Copy out all lines that carry the word "취침하였습니다".

======== Material supplied ========

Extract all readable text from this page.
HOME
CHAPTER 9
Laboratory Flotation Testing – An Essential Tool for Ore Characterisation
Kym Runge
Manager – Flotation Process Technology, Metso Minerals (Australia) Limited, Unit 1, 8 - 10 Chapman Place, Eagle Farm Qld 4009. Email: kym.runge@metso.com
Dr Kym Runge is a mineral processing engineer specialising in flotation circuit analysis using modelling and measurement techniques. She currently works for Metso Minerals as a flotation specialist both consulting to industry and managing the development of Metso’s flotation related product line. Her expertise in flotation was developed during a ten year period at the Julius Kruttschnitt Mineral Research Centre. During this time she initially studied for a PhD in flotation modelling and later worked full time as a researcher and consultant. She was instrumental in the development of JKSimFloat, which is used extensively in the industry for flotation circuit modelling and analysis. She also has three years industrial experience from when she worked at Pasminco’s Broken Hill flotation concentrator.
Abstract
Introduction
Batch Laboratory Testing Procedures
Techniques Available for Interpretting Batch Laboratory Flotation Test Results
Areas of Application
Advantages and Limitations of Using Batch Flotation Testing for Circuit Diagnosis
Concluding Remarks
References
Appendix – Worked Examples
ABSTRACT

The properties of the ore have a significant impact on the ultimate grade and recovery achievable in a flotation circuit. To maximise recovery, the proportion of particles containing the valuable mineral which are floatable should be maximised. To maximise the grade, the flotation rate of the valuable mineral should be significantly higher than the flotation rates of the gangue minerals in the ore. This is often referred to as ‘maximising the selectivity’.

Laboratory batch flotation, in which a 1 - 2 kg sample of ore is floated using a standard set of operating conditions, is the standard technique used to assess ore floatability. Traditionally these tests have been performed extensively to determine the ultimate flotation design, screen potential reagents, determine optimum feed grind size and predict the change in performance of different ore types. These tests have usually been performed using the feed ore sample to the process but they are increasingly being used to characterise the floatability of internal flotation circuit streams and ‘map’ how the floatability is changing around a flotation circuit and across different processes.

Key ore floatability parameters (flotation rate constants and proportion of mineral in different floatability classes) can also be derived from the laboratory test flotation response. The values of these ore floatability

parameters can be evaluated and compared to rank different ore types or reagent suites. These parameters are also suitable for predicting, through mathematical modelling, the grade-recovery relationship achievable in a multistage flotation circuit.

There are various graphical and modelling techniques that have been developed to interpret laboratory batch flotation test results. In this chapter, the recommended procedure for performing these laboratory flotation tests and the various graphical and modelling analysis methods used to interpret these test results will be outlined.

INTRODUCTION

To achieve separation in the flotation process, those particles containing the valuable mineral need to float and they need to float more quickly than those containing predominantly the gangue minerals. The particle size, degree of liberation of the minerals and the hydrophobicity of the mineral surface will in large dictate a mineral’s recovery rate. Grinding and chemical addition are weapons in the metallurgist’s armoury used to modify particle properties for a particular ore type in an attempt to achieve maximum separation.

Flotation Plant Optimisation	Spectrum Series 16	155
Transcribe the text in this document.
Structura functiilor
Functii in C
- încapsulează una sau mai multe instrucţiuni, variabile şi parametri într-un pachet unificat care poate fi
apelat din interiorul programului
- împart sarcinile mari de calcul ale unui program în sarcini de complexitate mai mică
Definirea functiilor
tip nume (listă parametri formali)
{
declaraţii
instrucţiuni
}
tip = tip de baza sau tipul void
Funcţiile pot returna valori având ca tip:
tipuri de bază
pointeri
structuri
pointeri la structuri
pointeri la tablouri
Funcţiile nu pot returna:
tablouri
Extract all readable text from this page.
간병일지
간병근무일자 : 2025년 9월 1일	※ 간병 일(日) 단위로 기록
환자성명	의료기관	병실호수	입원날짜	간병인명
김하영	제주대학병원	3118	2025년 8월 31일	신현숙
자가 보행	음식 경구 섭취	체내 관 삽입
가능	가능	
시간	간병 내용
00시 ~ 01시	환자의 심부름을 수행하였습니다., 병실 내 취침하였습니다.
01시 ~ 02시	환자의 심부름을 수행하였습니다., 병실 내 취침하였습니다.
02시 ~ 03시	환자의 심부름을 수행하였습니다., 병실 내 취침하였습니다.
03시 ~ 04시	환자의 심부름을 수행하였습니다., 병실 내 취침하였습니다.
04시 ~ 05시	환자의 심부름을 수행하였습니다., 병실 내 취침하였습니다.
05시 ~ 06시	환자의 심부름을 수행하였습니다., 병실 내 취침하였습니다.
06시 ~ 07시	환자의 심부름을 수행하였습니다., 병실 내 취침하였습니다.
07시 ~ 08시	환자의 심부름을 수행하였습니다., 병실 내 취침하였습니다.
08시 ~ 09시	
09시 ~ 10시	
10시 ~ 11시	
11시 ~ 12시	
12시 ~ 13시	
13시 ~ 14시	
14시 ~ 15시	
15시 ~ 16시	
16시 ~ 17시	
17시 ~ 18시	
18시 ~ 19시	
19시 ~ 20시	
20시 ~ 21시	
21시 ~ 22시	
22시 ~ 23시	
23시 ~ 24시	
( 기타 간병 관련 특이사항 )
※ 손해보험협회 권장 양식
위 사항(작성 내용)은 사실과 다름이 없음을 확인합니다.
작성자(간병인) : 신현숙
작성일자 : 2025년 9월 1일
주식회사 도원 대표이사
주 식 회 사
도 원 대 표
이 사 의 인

========

Task output =>
00시 ~ 01시	환자의 심부름을 수행하였습니다., 병실 내 취침하였습니다.
01시 ~ 02시	환자의 심부름을 수행하였습니다., 병실 내 취침하였습니다.
02시 ~ 03시	환자의 심부름을 수행하였습니다., 병실 내 취침하였습니다.
03시 ~ 04시	환자의 심부름을 수행하였습니다., 병실 내 취침하였습니다.
04시 ~ 05시	환자의 심부름을 수행하였습니다., 병실 내 취침하였습니다.
05시 ~ 06시	환자의 심부름을 수행하였습니다., 병실 내 취침하였습니다.
06시 ~ 07시	환자의 심부름을 수행하였습니다., 병실 내 취침하였습니다.
07시 ~ 08시	환자의 심부름을 수행하였습니다., 병실 내 취침하였습니다.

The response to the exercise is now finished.